Stored entries>
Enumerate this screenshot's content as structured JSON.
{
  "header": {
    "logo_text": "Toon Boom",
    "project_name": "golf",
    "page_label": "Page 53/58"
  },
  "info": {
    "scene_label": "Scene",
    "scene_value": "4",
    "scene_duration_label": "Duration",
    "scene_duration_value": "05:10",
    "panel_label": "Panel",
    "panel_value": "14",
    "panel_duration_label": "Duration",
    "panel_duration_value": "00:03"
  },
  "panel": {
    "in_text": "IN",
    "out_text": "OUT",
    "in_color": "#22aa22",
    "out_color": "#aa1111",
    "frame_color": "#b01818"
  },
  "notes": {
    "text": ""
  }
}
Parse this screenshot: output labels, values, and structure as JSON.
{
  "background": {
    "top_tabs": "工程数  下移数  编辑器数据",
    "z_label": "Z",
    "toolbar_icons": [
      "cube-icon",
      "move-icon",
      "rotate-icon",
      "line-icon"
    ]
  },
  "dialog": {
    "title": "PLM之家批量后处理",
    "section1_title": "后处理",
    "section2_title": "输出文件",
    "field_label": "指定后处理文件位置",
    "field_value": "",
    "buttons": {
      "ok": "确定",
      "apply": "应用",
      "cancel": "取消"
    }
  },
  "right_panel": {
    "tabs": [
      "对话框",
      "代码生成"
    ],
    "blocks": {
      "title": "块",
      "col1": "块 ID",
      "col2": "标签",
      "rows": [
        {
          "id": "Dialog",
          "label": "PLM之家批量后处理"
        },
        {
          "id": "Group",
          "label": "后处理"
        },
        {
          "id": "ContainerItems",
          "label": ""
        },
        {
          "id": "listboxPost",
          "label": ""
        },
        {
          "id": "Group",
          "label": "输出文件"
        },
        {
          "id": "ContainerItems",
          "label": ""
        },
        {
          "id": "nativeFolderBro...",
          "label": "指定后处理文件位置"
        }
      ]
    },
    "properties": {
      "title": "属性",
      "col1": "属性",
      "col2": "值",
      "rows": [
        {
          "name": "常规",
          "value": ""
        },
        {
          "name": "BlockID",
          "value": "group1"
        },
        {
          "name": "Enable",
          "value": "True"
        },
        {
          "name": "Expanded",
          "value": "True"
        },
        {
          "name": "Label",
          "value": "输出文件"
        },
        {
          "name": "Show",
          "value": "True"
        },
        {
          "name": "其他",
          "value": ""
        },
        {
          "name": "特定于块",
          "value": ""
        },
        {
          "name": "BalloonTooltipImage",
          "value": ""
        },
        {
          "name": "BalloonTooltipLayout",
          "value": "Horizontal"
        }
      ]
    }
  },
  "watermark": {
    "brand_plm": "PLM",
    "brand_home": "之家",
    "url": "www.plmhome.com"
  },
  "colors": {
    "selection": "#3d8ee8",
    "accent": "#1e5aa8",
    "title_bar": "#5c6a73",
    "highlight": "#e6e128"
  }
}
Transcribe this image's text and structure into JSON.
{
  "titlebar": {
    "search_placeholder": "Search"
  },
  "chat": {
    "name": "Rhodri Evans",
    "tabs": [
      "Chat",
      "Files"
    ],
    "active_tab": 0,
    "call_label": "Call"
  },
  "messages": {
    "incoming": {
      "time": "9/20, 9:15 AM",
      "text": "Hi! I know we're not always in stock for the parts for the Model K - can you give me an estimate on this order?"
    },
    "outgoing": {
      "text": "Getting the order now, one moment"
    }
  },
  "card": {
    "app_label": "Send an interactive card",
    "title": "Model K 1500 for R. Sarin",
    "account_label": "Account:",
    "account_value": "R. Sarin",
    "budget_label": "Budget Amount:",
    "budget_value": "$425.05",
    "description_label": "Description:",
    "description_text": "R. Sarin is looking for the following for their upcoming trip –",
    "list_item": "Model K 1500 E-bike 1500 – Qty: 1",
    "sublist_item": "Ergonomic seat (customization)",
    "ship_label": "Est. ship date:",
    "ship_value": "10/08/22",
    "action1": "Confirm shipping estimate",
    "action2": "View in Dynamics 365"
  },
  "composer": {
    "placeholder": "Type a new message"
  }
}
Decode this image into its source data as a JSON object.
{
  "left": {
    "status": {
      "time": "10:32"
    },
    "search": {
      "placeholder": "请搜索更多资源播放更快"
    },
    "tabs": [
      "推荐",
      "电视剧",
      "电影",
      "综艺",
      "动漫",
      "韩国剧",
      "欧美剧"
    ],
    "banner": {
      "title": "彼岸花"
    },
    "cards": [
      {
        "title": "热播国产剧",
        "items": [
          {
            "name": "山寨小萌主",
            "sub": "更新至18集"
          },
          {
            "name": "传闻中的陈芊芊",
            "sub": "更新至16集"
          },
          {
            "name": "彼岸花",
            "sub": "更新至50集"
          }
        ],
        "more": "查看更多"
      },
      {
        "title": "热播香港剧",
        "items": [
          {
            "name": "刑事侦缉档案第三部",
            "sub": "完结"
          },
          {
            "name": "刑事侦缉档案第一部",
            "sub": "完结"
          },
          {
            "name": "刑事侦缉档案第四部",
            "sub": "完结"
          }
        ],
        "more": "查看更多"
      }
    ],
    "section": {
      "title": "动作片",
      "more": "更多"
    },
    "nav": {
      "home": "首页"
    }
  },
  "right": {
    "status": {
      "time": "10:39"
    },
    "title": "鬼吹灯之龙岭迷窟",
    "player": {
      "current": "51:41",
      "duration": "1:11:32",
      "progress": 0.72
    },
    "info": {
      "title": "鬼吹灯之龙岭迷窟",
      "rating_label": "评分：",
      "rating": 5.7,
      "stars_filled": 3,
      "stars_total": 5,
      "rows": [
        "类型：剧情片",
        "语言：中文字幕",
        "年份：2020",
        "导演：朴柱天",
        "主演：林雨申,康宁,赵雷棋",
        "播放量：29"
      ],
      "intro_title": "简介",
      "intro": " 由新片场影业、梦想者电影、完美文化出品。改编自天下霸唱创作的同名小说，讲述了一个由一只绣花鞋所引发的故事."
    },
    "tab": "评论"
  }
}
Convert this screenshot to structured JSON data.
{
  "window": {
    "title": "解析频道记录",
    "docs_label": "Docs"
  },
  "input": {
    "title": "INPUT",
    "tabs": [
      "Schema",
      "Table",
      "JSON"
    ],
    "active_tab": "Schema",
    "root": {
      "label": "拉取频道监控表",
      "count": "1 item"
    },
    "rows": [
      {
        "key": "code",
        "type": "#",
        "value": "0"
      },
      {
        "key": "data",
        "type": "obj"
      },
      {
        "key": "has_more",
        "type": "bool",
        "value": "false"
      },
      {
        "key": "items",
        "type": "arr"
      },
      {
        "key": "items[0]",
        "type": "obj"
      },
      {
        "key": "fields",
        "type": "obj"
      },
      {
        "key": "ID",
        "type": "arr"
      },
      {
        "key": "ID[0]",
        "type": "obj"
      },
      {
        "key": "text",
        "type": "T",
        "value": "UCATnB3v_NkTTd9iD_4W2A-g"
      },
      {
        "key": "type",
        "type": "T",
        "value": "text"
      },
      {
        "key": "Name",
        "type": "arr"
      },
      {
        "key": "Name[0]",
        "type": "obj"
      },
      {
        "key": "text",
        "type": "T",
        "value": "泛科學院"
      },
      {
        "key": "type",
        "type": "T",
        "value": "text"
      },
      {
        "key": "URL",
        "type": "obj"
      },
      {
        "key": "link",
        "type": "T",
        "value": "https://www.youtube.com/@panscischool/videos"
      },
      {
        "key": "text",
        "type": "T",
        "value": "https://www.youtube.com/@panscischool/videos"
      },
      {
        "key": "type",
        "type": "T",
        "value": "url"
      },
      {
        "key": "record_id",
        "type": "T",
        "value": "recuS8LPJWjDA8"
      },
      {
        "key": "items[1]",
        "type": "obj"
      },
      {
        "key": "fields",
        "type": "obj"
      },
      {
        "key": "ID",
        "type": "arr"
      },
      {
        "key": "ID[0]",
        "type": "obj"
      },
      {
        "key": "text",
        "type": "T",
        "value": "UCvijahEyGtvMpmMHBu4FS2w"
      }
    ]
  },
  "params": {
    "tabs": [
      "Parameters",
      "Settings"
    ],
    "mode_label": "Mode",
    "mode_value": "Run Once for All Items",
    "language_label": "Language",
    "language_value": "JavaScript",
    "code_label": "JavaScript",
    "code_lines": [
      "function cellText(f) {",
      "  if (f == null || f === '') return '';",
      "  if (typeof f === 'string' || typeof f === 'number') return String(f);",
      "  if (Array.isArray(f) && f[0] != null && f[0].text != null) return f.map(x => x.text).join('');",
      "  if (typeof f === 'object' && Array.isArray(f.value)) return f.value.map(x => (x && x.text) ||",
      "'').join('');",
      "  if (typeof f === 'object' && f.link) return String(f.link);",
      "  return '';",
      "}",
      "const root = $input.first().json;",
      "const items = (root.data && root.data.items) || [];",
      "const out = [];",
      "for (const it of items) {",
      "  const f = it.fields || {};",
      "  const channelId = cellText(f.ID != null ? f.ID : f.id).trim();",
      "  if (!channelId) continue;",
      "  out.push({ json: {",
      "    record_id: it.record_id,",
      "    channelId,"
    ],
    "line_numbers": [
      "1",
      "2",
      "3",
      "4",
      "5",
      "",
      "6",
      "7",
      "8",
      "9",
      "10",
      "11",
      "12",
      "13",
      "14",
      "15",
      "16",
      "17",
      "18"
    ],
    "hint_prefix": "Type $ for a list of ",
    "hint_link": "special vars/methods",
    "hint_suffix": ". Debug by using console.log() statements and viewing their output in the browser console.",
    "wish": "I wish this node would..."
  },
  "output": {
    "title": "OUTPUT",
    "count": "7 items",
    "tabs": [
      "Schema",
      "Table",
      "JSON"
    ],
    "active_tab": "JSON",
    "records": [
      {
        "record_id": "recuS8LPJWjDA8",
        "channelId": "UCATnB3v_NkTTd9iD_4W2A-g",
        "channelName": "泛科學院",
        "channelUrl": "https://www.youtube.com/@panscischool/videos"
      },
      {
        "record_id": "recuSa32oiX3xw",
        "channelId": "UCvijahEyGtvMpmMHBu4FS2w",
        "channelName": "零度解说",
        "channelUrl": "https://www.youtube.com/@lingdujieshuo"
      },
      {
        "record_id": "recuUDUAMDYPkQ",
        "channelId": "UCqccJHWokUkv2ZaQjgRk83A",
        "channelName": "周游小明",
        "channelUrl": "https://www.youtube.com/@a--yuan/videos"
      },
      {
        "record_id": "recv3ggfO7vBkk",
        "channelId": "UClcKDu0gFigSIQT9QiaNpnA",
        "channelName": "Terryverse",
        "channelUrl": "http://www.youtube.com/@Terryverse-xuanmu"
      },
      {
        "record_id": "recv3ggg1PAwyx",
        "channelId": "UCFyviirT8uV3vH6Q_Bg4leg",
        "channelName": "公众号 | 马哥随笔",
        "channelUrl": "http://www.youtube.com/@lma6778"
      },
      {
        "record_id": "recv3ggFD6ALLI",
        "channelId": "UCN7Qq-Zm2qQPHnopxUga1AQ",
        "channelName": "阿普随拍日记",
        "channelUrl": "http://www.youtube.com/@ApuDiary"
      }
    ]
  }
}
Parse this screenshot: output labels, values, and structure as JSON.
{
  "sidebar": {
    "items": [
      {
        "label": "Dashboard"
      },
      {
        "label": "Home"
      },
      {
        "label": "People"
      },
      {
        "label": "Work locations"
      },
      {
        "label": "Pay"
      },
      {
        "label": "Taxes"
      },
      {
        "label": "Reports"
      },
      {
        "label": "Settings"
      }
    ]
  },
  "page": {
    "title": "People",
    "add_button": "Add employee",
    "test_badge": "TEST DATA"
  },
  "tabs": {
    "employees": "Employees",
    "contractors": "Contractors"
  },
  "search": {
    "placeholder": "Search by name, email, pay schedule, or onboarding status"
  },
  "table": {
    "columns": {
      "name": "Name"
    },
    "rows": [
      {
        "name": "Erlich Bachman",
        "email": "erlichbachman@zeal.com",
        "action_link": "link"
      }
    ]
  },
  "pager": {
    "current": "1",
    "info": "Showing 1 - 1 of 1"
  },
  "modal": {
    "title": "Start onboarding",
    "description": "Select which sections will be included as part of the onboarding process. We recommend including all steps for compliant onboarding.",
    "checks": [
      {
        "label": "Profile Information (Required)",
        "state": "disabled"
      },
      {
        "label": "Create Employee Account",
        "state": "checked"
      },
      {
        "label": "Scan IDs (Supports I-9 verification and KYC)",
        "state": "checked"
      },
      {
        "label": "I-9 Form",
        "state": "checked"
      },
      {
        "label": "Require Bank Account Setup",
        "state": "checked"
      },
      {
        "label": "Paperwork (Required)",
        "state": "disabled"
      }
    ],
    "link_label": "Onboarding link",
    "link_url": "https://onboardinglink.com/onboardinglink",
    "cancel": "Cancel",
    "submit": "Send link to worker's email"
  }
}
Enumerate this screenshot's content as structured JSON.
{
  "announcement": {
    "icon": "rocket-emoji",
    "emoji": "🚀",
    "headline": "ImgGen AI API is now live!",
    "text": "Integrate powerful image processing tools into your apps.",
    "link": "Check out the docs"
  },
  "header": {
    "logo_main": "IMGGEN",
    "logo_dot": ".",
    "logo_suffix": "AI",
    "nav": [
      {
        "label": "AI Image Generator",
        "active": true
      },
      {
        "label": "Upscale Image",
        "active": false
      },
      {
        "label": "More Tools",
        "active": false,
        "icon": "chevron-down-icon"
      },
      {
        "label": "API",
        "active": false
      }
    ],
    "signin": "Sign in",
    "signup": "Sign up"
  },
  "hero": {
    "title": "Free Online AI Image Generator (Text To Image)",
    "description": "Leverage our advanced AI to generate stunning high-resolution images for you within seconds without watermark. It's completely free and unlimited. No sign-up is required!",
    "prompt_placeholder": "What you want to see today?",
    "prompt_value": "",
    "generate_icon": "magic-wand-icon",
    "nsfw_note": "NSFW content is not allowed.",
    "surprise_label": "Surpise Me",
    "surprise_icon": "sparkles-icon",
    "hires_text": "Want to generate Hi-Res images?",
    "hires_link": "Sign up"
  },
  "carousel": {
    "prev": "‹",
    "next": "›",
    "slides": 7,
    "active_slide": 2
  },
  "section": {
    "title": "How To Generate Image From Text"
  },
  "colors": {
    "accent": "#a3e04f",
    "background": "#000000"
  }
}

Task description>
How many lines in the records above contain the word "JavaScript"? Reply with the number and nothing more.

Solution for this task>
2